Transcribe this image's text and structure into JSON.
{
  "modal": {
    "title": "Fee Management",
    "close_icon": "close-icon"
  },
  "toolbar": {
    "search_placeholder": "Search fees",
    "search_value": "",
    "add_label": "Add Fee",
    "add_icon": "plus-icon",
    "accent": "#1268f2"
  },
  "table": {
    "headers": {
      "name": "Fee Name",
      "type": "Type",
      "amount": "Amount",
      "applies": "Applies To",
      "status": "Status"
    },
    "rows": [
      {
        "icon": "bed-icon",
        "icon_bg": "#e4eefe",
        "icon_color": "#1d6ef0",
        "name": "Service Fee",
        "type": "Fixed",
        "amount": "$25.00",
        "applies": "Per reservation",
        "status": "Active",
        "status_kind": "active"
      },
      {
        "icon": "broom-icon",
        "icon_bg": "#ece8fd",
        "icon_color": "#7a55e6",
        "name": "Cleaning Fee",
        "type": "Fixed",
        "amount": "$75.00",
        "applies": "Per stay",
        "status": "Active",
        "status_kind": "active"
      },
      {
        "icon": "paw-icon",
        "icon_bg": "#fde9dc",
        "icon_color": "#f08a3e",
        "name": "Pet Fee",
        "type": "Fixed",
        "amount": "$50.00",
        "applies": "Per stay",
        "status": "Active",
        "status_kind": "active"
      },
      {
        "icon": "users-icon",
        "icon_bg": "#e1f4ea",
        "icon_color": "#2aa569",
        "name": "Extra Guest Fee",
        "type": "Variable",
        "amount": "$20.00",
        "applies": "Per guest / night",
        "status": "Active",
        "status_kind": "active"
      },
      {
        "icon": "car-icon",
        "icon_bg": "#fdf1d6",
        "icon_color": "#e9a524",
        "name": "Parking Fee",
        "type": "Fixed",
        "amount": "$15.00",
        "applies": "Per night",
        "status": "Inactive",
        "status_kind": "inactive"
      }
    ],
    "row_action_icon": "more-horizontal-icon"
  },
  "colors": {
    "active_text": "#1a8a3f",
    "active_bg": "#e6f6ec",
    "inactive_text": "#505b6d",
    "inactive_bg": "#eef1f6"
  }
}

Exercise: Quote every entry exactly.

Solution to this problem:
Transcribe this image's text and structure into JSON.
{
  "modal": {
    "title": "Fee Management",
    "close_icon": "close-icon"
  },
  "toolbar": {
    "search_placeholder": "Search fees",
    "search_value": "",
    "add_label": "Add Fee",
    "add_icon": "plus-icon",
    "accent": "#1268f2"
  },
  "table": {
    "headers": {
      "name": "Fee Name",
      "type": "Type",
      "amount": "Amount",
      "applies": "Applies To",
      "status": "Status"
    },
    "rows": [
      {
        "icon": "bed-icon",
        "icon_bg": "#e4eefe",
        "icon_color": "#1d6ef0",
        "name": "Service Fee",
        "type": "Fixed",
        "amount": "$25.00",
        "applies": "Per reservation",
        "status": "Active",
        "status_kind": "active"
      },
      {
        "icon": "broom-icon",
        "icon_bg": "#ece8fd",
        "icon_color": "#7a55e6",
        "name": "Cleaning Fee",
        "type": "Fixed",
        "amount": "$75.00",
        "applies": "Per stay",
        "status": "Active",
        "status_kind": "active"
      },
      {
        "icon": "paw-icon",
        "icon_bg": "#fde9dc",
        "icon_color": "#f08a3e",
        "name": "Pet Fee",
        "type": "Fixed",
        "amount": "$50.00",
        "applies": "Per stay",
        "status": "Active",
        "status_kind": "active"
      },
      {
        "icon": "users-icon",
        "icon_bg": "#e1f4ea",
        "icon_color": "#2aa569",
        "name": "Extra Guest Fee",
        "type": "Variable",
        "amount": "$20.00",
        "applies": "Per guest / night",
        "status": "Active",
        "status_kind": "active"
      },
      {
        "icon": "car-icon",
        "icon_bg": "#fdf1d6",
        "icon_color": "#e9a524",
        "name": "Parking Fee",
        "type": "Fixed",
        "amount": "$15.00",
        "applies": "Per night",
        "status": "Inactive",
        "status_kind": "inactive"
      }
    ],
    "row_action_icon": "more-horizontal-icon"
  },
  "colors": {
    "active_text": "#1a8a3f",
    "active_bg": "#e6f6ec",
    "inactive_text": "#505b6d",
    "inactive_bg": "#eef1f6"
  }
}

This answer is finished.